§ **What is needed**:
Reproduce the listing verbatim, starting at the line containing "identify all the" and ending after the line containing "section-number: 6. <box>52 1303 67 1325</box>".

++++ Entries shown

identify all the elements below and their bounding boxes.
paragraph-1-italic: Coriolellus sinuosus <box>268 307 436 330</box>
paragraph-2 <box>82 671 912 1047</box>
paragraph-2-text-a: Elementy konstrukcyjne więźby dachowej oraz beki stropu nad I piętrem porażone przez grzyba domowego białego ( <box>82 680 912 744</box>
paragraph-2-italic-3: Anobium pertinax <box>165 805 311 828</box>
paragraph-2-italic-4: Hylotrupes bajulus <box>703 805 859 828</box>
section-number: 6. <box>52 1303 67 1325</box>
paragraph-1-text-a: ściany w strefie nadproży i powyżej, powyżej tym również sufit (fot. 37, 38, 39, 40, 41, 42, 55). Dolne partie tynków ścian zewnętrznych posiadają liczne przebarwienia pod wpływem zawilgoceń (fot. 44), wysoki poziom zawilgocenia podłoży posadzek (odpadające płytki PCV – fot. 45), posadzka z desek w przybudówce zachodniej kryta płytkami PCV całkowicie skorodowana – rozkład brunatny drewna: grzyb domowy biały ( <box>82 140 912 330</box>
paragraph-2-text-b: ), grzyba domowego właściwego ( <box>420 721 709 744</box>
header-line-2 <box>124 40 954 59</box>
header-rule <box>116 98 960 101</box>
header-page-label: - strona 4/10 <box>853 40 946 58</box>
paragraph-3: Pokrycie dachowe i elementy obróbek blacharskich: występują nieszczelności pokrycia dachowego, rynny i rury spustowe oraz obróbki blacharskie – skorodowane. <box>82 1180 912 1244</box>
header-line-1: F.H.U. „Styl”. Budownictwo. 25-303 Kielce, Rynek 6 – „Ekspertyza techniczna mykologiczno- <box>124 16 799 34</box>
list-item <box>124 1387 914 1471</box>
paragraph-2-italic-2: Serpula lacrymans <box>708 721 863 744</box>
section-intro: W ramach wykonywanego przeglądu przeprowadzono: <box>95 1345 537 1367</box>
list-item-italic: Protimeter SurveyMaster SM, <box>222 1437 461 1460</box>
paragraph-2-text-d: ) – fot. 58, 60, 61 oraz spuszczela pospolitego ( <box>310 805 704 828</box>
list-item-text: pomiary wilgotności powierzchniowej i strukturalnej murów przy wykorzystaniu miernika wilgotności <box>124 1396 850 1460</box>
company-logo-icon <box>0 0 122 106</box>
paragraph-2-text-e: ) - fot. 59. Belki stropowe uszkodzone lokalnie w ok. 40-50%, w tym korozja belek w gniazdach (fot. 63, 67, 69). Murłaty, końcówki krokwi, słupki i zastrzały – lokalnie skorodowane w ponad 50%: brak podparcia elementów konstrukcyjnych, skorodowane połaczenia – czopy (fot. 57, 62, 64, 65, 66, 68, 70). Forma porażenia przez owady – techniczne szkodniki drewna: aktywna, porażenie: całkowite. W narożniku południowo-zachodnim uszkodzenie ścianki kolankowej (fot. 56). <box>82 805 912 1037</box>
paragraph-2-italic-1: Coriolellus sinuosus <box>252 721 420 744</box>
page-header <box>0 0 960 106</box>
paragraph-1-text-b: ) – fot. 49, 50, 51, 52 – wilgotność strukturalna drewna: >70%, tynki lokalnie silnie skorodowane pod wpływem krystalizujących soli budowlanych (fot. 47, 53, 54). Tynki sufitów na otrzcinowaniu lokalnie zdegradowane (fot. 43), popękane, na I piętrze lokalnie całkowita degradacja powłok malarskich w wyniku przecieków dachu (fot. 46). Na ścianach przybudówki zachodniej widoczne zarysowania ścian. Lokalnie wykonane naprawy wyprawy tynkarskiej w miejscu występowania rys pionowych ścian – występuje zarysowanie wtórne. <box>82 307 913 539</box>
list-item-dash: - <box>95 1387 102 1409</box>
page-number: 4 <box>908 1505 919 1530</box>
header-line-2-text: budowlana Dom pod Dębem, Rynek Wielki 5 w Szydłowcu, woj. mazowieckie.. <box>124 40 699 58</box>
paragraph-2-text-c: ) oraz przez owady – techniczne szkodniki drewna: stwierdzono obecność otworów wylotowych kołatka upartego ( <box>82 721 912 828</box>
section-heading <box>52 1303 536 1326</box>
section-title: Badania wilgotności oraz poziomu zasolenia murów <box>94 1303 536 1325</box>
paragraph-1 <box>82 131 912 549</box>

++++++++
++++ Entries shown

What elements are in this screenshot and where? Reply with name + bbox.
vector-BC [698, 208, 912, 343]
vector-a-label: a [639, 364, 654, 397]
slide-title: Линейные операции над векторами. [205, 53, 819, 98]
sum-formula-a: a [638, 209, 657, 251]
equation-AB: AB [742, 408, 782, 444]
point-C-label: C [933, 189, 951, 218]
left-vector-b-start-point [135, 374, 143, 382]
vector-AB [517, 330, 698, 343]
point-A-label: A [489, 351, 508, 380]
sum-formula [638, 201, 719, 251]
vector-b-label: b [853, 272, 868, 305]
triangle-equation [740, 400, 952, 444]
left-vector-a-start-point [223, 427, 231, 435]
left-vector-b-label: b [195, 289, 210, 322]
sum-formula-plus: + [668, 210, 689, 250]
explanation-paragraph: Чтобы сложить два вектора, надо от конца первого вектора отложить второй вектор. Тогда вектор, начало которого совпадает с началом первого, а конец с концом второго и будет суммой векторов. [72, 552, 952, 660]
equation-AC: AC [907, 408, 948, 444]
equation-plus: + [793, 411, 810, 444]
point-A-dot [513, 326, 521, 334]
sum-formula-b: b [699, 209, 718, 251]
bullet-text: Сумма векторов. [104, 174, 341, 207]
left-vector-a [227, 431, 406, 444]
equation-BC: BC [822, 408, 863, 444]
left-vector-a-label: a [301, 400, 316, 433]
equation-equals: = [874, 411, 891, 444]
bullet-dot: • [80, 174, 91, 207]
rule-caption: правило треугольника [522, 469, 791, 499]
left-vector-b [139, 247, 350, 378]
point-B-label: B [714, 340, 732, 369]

++++++++

§ **The answer**:
identify all the elements below and their bounding boxes.
paragraph-1-italic: Coriolellus sinuosus <box>268 307 436 330</box>
paragraph-2 <box>82 671 912 1047</box>
paragraph-2-text-a: Elementy konstrukcyjne więźby dachowej oraz beki stropu nad I piętrem porażone przez grzyba domowego białego ( <box>82 680 912 744</box>
paragraph-2-italic-3: Anobium pertinax <box>165 805 311 828</box>
paragraph-2-italic-4: Hylotrupes bajulus <box>703 805 859 828</box>
section-number: 6. <box>52 1303 67 1325</box>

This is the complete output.